— Set exercise —
Could you print every record below exactly as it appears?

— Listing —

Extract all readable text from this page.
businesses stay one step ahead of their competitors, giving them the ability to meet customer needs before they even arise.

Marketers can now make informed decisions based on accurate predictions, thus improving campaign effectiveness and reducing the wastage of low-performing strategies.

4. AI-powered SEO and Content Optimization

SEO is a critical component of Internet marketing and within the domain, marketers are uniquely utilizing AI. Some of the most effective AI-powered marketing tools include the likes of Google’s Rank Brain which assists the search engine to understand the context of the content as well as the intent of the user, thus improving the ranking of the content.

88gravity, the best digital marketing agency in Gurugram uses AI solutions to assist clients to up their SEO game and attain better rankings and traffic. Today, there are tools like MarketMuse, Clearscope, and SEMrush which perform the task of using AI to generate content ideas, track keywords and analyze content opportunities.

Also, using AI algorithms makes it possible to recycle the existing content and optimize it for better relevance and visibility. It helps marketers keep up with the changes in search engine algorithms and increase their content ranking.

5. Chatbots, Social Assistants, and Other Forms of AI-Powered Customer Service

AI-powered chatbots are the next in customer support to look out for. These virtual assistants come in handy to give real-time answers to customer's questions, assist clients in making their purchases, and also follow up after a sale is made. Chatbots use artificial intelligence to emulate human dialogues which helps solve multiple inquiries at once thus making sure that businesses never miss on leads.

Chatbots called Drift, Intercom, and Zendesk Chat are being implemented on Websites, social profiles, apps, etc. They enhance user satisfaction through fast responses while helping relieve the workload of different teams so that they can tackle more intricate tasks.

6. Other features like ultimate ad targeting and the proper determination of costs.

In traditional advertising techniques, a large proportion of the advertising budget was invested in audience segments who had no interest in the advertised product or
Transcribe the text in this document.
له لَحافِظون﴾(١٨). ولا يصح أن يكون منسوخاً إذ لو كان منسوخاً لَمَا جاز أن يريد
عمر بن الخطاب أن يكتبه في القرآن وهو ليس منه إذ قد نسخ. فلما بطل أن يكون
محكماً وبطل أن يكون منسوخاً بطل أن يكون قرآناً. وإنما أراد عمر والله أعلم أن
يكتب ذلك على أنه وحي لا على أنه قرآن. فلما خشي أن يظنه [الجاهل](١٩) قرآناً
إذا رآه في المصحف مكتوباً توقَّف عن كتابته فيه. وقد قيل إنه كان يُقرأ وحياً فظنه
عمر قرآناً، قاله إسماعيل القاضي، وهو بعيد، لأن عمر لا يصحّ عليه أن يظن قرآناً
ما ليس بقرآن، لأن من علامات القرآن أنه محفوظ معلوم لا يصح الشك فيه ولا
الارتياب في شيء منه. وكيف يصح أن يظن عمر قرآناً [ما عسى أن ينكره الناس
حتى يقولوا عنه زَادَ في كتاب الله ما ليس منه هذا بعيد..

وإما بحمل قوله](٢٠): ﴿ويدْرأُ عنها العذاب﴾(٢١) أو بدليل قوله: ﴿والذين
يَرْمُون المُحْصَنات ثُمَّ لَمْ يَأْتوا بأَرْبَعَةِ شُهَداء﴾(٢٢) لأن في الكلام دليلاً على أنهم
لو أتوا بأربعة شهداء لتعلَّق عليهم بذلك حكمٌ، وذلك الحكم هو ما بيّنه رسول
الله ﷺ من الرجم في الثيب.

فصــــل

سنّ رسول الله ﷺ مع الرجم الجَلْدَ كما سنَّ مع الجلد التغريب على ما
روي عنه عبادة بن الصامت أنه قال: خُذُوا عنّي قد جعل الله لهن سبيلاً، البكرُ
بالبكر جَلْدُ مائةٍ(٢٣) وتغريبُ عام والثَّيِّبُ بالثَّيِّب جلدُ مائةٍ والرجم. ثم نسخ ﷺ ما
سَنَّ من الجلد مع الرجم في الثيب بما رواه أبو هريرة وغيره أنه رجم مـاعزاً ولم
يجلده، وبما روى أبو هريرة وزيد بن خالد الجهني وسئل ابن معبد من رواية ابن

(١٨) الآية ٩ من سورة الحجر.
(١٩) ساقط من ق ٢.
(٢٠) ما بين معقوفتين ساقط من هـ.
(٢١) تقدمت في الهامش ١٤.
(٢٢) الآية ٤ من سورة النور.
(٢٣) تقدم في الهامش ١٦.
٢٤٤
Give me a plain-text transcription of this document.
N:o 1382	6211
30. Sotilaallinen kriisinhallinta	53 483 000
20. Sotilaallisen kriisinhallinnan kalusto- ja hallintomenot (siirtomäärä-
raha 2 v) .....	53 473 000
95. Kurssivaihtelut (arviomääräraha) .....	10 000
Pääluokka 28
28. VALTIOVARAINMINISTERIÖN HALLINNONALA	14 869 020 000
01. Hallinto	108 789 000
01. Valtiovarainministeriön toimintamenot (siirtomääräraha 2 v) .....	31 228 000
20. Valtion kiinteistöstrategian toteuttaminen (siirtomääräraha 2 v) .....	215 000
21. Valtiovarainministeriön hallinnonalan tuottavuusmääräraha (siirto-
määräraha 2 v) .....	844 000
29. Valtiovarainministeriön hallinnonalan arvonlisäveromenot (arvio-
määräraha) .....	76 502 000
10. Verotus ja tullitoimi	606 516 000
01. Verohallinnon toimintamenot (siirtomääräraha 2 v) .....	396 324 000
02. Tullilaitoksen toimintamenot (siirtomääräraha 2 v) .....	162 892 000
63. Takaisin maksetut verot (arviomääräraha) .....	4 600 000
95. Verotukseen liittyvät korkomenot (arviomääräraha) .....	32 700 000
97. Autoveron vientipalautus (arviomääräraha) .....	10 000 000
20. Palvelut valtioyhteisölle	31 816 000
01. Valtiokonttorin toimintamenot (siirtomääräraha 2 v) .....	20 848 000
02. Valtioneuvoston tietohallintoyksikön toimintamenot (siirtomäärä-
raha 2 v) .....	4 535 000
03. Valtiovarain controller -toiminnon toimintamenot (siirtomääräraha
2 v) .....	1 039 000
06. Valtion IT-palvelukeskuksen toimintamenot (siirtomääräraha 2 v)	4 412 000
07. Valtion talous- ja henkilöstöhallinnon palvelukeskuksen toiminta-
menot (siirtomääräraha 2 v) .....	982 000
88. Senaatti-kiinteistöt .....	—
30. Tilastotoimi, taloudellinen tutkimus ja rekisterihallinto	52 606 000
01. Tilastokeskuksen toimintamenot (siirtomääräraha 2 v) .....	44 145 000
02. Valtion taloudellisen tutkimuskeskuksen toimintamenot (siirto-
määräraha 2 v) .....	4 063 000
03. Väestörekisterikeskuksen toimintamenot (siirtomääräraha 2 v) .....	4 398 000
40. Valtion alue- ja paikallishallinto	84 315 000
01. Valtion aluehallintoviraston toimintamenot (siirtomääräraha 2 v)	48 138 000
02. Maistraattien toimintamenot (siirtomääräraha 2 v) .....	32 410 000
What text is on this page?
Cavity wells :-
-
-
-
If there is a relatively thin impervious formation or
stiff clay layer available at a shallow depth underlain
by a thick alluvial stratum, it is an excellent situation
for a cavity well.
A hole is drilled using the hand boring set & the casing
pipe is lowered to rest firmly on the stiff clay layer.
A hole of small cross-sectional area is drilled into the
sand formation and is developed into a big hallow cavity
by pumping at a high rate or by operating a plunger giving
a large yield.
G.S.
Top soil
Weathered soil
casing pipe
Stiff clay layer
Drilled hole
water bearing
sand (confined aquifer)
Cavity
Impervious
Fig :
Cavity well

— Response to the task —
Extract all readable text from this page.
businesses stay one step ahead of their competitors, giving them the ability to meet customer needs before they even arise.

Marketers can now make informed decisions based on accurate predictions, thus improving campaign effectiveness and reducing the wastage of low-performing strategies.

4. AI-powered SEO and Content Optimization

SEO is a critical component of Internet marketing and within the domain, marketers are uniquely utilizing AI. Some of the most effective AI-powered marketing tools include the likes of Google’s Rank Brain which assists the search engine to understand the context of the content as well as the intent of the user, thus improving the ranking of the content.

88gravity, the best digital marketing agency in Gurugram uses AI solutions to assist clients to up their SEO game and attain better rankings and traffic. Today, there are tools like MarketMuse, Clearscope, and SEMrush which perform the task of using AI to generate content ideas, track keywords and analyze content opportunities.

Also, using AI algorithms makes it possible to recycle the existing content and optimize it for better relevance and visibility. It helps marketers keep up with the changes in search engine algorithms and increase their content ranking.

5. Chatbots, Social Assistants, and Other Forms of AI-Powered Customer Service

AI-powered chatbots are the next in customer support to look out for. These virtual assistants come in handy to give real-time answers to customer's questions, assist clients in making their purchases, and also follow up after a sale is made. Chatbots use artificial intelligence to emulate human dialogues which helps solve multiple inquiries at once thus making sure that businesses never miss on leads.

Chatbots called Drift, Intercom, and Zendesk Chat are being implemented on Websites, social profiles, apps, etc. They enhance user satisfaction through fast responses while helping relieve the workload of different teams so that they can tackle more intricate tasks.

6. Other features like ultimate ad targeting and the proper determination of costs.

In traditional advertising techniques, a large proportion of the advertising budget was invested in audience segments who had no interest in the advertised product or
Transcribe the text in this document.
له لَحافِظون﴾(١٨). ولا يصح أن يكون منسوخاً إذ لو كان منسوخاً لَمَا جاز أن يريد
عمر بن الخطاب أن يكتبه في القرآن وهو ليس منه إذ قد نسخ. فلما بطل أن يكون
محكماً وبطل أن يكون منسوخاً بطل أن يكون قرآناً. وإنما أراد عمر والله أعلم أن
يكتب ذلك على أنه وحي لا على أنه قرآن. فلما خشي أن يظنه [الجاهل](١٩) قرآناً
إذا رآه في المصحف مكتوباً توقَّف عن كتابته فيه. وقد قيل إنه كان يُقرأ وحياً فظنه
عمر قرآناً، قاله إسماعيل القاضي، وهو بعيد، لأن عمر لا يصحّ عليه أن يظن قرآناً
ما ليس بقرآن، لأن من علامات القرآن أنه محفوظ معلوم لا يصح الشك فيه ولا
الارتياب في شيء منه. وكيف يصح أن يظن عمر قرآناً [ما عسى أن ينكره الناس
حتى يقولوا عنه زَادَ في كتاب الله ما ليس منه هذا بعيد..

وإما بحمل قوله](٢٠): ﴿ويدْرأُ عنها العذاب﴾(٢١) أو بدليل قوله: ﴿والذين
يَرْمُون المُحْصَنات ثُمَّ لَمْ يَأْتوا بأَرْبَعَةِ شُهَداء﴾(٢٢) لأن في الكلام دليلاً على أنهم
لو أتوا بأربعة شهداء لتعلَّق عليهم بذلك حكمٌ، وذلك الحكم هو ما بيّنه رسول
الله ﷺ من الرجم في الثيب.

فصــــل

سنّ رسول الله ﷺ مع الرجم الجَلْدَ كما سنَّ مع الجلد التغريب على ما
روي عنه عبادة بن الصامت أنه قال: خُذُوا عنّي قد جعل الله لهن سبيلاً، البكرُ
بالبكر جَلْدُ مائةٍ(٢٣) وتغريبُ عام والثَّيِّبُ بالثَّيِّب جلدُ مائةٍ والرجم. ثم نسخ ﷺ ما
سَنَّ من الجلد مع الرجم في الثيب بما رواه أبو هريرة وغيره أنه رجم مـاعزاً ولم
يجلده، وبما روى أبو هريرة وزيد بن خالد الجهني وسئل ابن معبد من رواية ابن

(١٨) الآية ٩ من سورة الحجر.
(١٩) ساقط من ق ٢.
(٢٠) ما بين معقوفتين ساقط من هـ.
(٢١) تقدمت في الهامش ١٤.
(٢٢) الآية ٤ من سورة النور.
(٢٣) تقدم في الهامش ١٦.
٢٤٤
Give me a plain-text transcription of this document.
N:o 1382	6211
30. Sotilaallinen kriisinhallinta	53 483 000
20. Sotilaallisen kriisinhallinnan kalusto- ja hallintomenot (siirtomäärä-
raha 2 v) .....	53 473 000
95. Kurssivaihtelut (arviomääräraha) .....	10 000
Pääluokka 28
28. VALTIOVARAINMINISTERIÖN HALLINNONALA	14 869 020 000
01. Hallinto	108 789 000
01. Valtiovarainministeriön toimintamenot (siirtomääräraha 2 v) .....	31 228 000
20. Valtion kiinteistöstrategian toteuttaminen (siirtomääräraha 2 v) .....	215 000
21. Valtiovarainministeriön hallinnonalan tuottavuusmääräraha (siirto-
määräraha 2 v) .....	844 000
29. Valtiovarainministeriön hallinnonalan arvonlisäveromenot (arvio-
määräraha) .....	76 502 000
10. Verotus ja tullitoimi	606 516 000
01. Verohallinnon toimintamenot (siirtomääräraha 2 v) .....	396 324 000
02. Tullilaitoksen toimintamenot (siirtomääräraha 2 v) .....	162 892 000
63. Takaisin maksetut verot (arviomääräraha) .....	4 600 000
95. Verotukseen liittyvät korkomenot (arviomääräraha) .....	32 700 000
97. Autoveron vientipalautus (arviomääräraha) .....	10 000 000
20. Palvelut valtioyhteisölle	31 816 000
01. Valtiokonttorin toimintamenot (siirtomääräraha 2 v) .....	20 848 000
02. Valtioneuvoston tietohallintoyksikön toimintamenot (siirtomäärä-
raha 2 v) .....	4 535 000
03. Valtiovarain controller -toiminnon toimintamenot (siirtomääräraha
2 v) .....	1 039 000
06. Valtion IT-palvelukeskuksen toimintamenot (siirtomääräraha 2 v)	4 412 000
07. Valtion talous- ja henkilöstöhallinnon palvelukeskuksen toiminta-
menot (siirtomääräraha 2 v) .....	982 000
88. Senaatti-kiinteistöt .....	—
30. Tilastotoimi, taloudellinen tutkimus ja rekisterihallinto	52 606 000
01. Tilastokeskuksen toimintamenot (siirtomääräraha 2 v) .....	44 145 000
02. Valtion taloudellisen tutkimuskeskuksen toimintamenot (siirto-
määräraha 2 v) .....	4 063 000
03. Väestörekisterikeskuksen toimintamenot (siirtomääräraha 2 v) .....	4 398 000
40. Valtion alue- ja paikallishallinto	84 315 000
01. Valtion aluehallintoviraston toimintamenot (siirtomääräraha 2 v)	48 138 000
02. Maistraattien toimintamenot (siirtomääräraha 2 v) .....	32 410 000
What text is on this page?
Cavity wells :-
-
-
-
If there is a relatively thin impervious formation or
stiff clay layer available at a shallow depth underlain
by a thick alluvial stratum, it is an excellent situation
for a cavity well.
A hole is drilled using the hand boring set & the casing
pipe is lowered to rest firmly on the stiff clay layer.
A hole of small cross-sectional area is drilled into the
sand formation and is developed into a big hallow cavity
by pumping at a high rate or by operating a plunger giving
a large yield.
G.S.
Top soil
Weathered soil
casing pipe
Stiff clay layer
Drilled hole
water bearing
sand (confined aquifer)
Cavity
Impervious
Fig :
Cavity well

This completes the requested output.